Exercise description: Write out the entries verbatim and leave the images out of the copy.

Stored data:
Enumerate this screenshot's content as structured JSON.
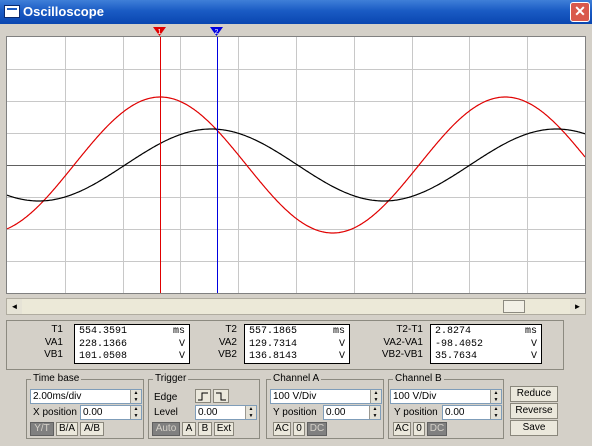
{
  "window": {
    "title": "Oscilloscope",
    "close_glyph": "✕"
  },
  "cursors": {
    "t1_label": "1",
    "t2_label": "2",
    "t1_color": "#e00000",
    "t2_color": "#0000e0"
  },
  "traces": {
    "channel_a_color": "#e00000",
    "channel_b_color": "#000000"
  },
  "readouts": {
    "left": {
      "labels": [
        "T1",
        "VA1",
        "VB1"
      ],
      "values": [
        {
          "num": "554.3591",
          "unit": "ms"
        },
        {
          "num": "228.1366",
          "unit": "V"
        },
        {
          "num": "101.0508",
          "unit": "V"
        }
      ]
    },
    "middle": {
      "labels": [
        "T2",
        "VA2",
        "VB2"
      ],
      "values": [
        {
          "num": "557.1865",
          "unit": "ms"
        },
        {
          "num": "129.7314",
          "unit": "V"
        },
        {
          "num": "136.8143",
          "unit": "V"
        }
      ]
    },
    "right": {
      "labels": [
        "T2-T1",
        "VA2-VA1",
        "VB2-VB1"
      ],
      "values": [
        {
          "num": "2.8274",
          "unit": "ms"
        },
        {
          "num": "-98.4052",
          "unit": "V"
        },
        {
          "num": "35.7634",
          "unit": "V"
        }
      ]
    }
  },
  "timebase": {
    "title": "Time base",
    "value": "2.00ms/div",
    "xpos_label": "X position",
    "xpos_value": "0.00",
    "modes": [
      "Y/T",
      "B/A",
      "A/B"
    ]
  },
  "trigger": {
    "title": "Trigger",
    "edge_label": "Edge",
    "level_label": "Level",
    "level_value": "0.00",
    "sources": [
      "Auto",
      "A",
      "B",
      "Ext"
    ]
  },
  "channel_a": {
    "title": "Channel A",
    "value": "100 V/Div",
    "ypos_label": "Y position",
    "ypos_value": "0.00",
    "coupling": [
      "AC",
      "0",
      "DC"
    ]
  },
  "channel_b": {
    "title": "Channel B",
    "value": "100 V/Div",
    "ypos_label": "Y position",
    "ypos_value": "0.00",
    "coupling": [
      "AC",
      "0",
      "DC"
    ]
  },
  "actions": {
    "reduce": "Reduce",
    "reverse": "Reverse",
    "save": "Save"
  },
  "scroll": {
    "left_glyph": "◄",
    "right_glyph": "►"
  }
}
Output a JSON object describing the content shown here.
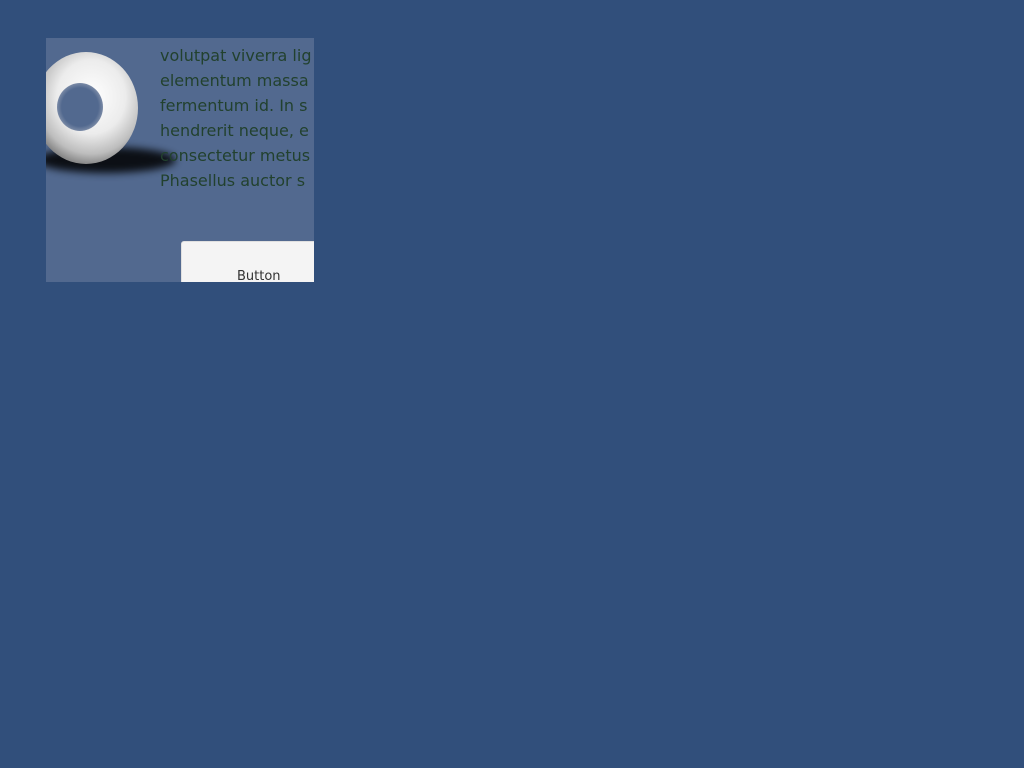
{
  "colors": {
    "desktop_background": "#314f7b",
    "panel_background": "#52698f",
    "body_text": "#22412e",
    "button_face": "#f4f4f4"
  },
  "panel": {
    "image": {
      "icon": "torus-icon"
    },
    "text_lines": [
      "volutpat viverra lig",
      "elementum massa",
      "fermentum id. In s",
      "hendrerit neque, e",
      "consectetur metus",
      "Phasellus auctor s"
    ],
    "button": {
      "label": "Button"
    }
  }
}
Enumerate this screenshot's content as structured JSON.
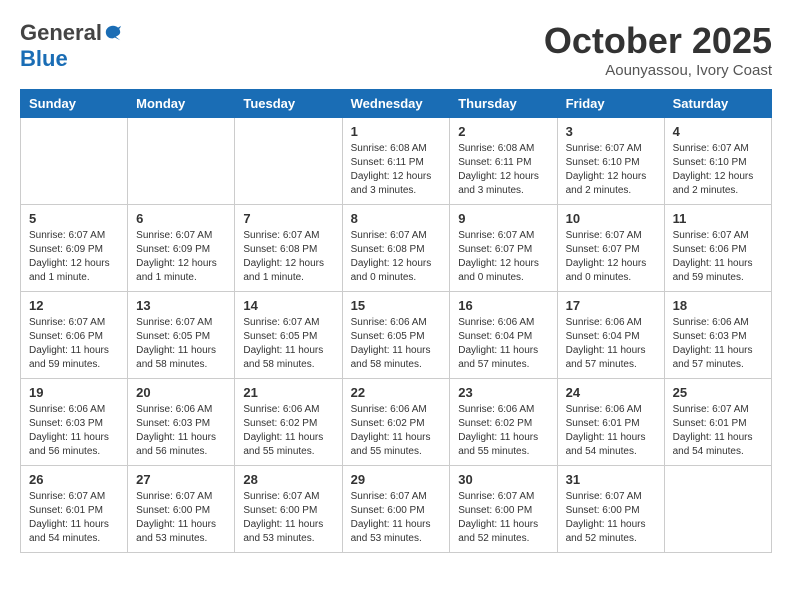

Worked answer:
Enumerate this screenshot's content as structured JSON.
{
  "window": {
    "title": "Oscilloscope",
    "close_glyph": "✕"
  },
  "cursors": {
    "t1_label": "1",
    "t2_label": "2",
    "t1_color": "#e00000",
    "t2_color": "#0000e0"
  },
  "traces": {
    "channel_a_color": "#e00000",
    "channel_b_color": "#000000"
  },
  "readouts": {
    "left": {
      "labels": [
        "T1",
        "VA1",
        "VB1"
      ],
      "values": [
        {
          "num": "554.3591",
          "unit": "ms"
        },
        {
          "num": "228.1366",
          "unit": "V"
        },
        {
          "num": "101.0508",
          "unit": "V"
        }
      ]
    },
    "middle": {
      "labels": [
        "T2",
        "VA2",
        "VB2"
      ],
      "values": [
        {
          "num": "557.1865",
          "unit": "ms"
        },
        {
          "num": "129.7314",
          "unit": "V"
        },
        {
          "num": "136.8143",
          "unit": "V"
        }
      ]
    },
    "right": {
      "labels": [
        "T2-T1",
        "VA2-VA1",
        "VB2-VB1"
      ],
      "values": [
        {
          "num": "2.8274",
          "unit": "ms"
        },
        {
          "num": "-98.4052",
          "unit": "V"
        },
        {
          "num": "35.7634",
          "unit": "V"
        }
      ]
    }
  },
  "timebase": {
    "title": "Time base",
    "value": "2.00ms/div",
    "xpos_label": "X position",
    "xpos_value": "0.00",
    "modes": [
      "Y/T",
      "B/A",
      "A/B"
    ]
  },
  "trigger": {
    "title": "Trigger",
    "edge_label": "Edge",
    "level_label": "Level",
    "level_value": "0.00",
    "sources": [
      "Auto",
      "A",
      "B",
      "Ext"
    ]
  },
  "channel_a": {
    "title": "Channel A",
    "value": "100 V/Div",
    "ypos_label": "Y position",
    "ypos_value": "0.00",
    "coupling": [
      "AC",
      "0",
      "DC"
    ]
  },
  "channel_b": {
    "title": "Channel B",
    "value": "100 V/Div",
    "ypos_label": "Y position",
    "ypos_value": "0.00",
    "coupling": [
      "AC",
      "0",
      "DC"
    ]
  },
  "actions": {
    "reduce": "Reduce",
    "reverse": "Reverse",
    "save": "Save"
  },
  "scroll": {
    "left_glyph": "◄",
    "right_glyph": "►"
  }
}
Output a JSON object describing the content shown here.
{
  "colors": {
    "desktop_background": "#314f7b",
    "panel_background": "#52698f",
    "body_text": "#22412e",
    "button_face": "#f4f4f4"
  },
  "panel": {
    "image": {
      "icon": "torus-icon"
    },
    "text_lines": [
      "volutpat viverra lig",
      "elementum massa",
      "fermentum id. In s",
      "hendrerit neque, e",
      "consectetur metus",
      "Phasellus auctor s"
    ],
    "button": {
      "label": "Button"
    }
  }
}
Enumerate this screenshot's content as structured JSON.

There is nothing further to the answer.